** What to work on **
• A. How does this sentence from the iFEPS paper summary read in Spanish: "Users suggested glasses-embedded cameras (like Google Glass) as a more discreet form factor."
• B. In the iFEPS paper summary, what average accuracy did the speech-based Phase 2 reach in identifying facial events?

** Text to read **

= = =

Do You See What I See? Designing a Sensory Substitution Device to Access Non-Verbal Modes of Communication
M. Iftekhar Tanveer, A. S. M. Iftekhar Anam, Mohammed Yeasin, Majid Khan · 2013 · Proceedings of the 15th International ACM SIGACCESS Conference on Computers and Accessibility (Assets '13) · doi:10.1145/2513383.2513438
Summary
This paper presents iFEPS (improved Facial Expression Perception through Sound), a visual-to-auditory sensory substitution device that enables blind users to perceive their conversation partner's facial expressions through audio feedback. Research suggests that 80% of information in social communication is conveyed non-verbally through facial expressions, hand gestures, body pose, and proximity — all inaccessible to blind individuals. iFEPS uses a smartphone camera to capture the interlocutor's face, transmits frames to a server that extracts four facial features using a Constrained Local Model face tracker (tracking 64 landmark points): eyebrow height (BrowH), eye opening (EyeO), distance between lips (LipH), and distance between lip corners (LipCD). These features map to Facial Action Coding System (FACS) Action Units covering brow raising, squinting, blinking, mouth opening, smiling, and lip pursing. The system detects "up" and "down" events in these features and provides audio feedback. Development followed two phases: an initial "in-lab" design using short tonal feedback (300ms tones at different pitches), followed by participatory design with three blind users from the Clovernook Center for the Blind in Memphis, TN, who formed a design team meeting weekly. Based on their feedback that tonal sounds were too cognitively demanding (reaching at most 85% accuracy), the system was redesigned to use speech feedback (e.g., "mouth open", "eyebrow up"), which approached 100% recognition accuracy.
Key findings
Evaluation with 14 participants (7 blind, 7 blindfolded sighted, ages 24-63) across three half-hour sessions per phase showed dramatic improvement from the tone-based to speech-based prototype. Phase 1 (tones) averaged 84.17% accuracy in identifying facial events; Phase 2 (speech) averaged 97.72% — a statistically significant improvement (p < 0.01 by both Welch's t-test and paired t-test). The speech feedback was universally easier to learn and distinguish, though it introduced a tradeoff: speech takes longer to dispatch than tones, which could suppress detection of rapid consecutive facial movements. Subjective evaluation by the 7 blind participants scored 4.02/5.0 overall, with high marks for learnability and ease of distinguishing feedback. However, participants raised significant social concerns: pointing a smartphone camera at someone's face during conversation felt awkward, tiring (from holding the phone), and could attract unwanted attention. Users suggested glasses-embedded cameras (like Google Glass) as a more discreet form factor. Other design lessons included: the system should work locally without Wi-Fi dependency; eye blinks were distracting non-informative events that should be filtered; and users wanted a wider range of non-verbal cues including head nods/shakes, gender, ethnicity, and identity information. An important design decision was to convey facial expressions rather than inferred emotions, since expression-to-emotion mapping varies culturally and contextually.

= = =

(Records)
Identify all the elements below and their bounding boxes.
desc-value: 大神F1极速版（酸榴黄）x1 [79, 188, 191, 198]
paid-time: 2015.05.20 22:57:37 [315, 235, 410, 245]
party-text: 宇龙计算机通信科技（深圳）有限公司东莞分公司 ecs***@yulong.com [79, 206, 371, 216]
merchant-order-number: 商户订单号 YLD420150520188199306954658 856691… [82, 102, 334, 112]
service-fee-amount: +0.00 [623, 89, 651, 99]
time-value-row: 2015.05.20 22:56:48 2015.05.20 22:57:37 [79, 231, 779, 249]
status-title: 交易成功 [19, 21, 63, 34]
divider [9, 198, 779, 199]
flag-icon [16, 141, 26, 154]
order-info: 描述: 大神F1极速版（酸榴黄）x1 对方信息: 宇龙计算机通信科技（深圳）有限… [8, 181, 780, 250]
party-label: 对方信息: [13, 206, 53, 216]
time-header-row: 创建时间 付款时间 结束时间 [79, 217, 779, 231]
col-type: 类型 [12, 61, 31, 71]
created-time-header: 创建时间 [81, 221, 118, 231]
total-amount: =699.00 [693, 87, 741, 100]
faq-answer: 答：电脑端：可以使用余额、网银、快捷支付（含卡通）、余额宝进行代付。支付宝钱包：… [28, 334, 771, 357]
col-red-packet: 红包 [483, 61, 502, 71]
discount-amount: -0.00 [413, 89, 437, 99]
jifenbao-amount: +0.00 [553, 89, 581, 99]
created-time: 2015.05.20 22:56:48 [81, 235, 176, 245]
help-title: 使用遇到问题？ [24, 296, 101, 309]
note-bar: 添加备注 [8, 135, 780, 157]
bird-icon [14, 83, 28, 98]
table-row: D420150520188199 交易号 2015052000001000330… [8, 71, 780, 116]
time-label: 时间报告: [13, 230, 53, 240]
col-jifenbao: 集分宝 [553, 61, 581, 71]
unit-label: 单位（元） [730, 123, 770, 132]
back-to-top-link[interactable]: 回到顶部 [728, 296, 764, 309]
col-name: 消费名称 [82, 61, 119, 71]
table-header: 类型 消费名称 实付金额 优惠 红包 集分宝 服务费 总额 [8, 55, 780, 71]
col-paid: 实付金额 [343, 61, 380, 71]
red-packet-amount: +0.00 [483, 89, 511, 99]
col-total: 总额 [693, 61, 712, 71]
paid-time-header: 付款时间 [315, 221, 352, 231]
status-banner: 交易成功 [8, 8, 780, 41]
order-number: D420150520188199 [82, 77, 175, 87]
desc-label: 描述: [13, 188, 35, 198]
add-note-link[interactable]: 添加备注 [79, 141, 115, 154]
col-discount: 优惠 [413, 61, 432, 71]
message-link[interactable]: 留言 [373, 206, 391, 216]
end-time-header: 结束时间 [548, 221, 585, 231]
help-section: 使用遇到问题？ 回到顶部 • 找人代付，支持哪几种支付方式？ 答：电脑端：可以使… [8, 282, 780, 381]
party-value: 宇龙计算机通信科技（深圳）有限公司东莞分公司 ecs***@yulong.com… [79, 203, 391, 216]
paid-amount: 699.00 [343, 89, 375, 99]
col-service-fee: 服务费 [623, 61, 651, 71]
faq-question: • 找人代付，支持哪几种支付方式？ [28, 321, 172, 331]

= = =

** Worked answers **
• A. Los usuarios sugirieron cámaras integradas en gafas (como Google Glass) como un formato más discreto.

• B. Phase 2 averaged 97.72% accuracy.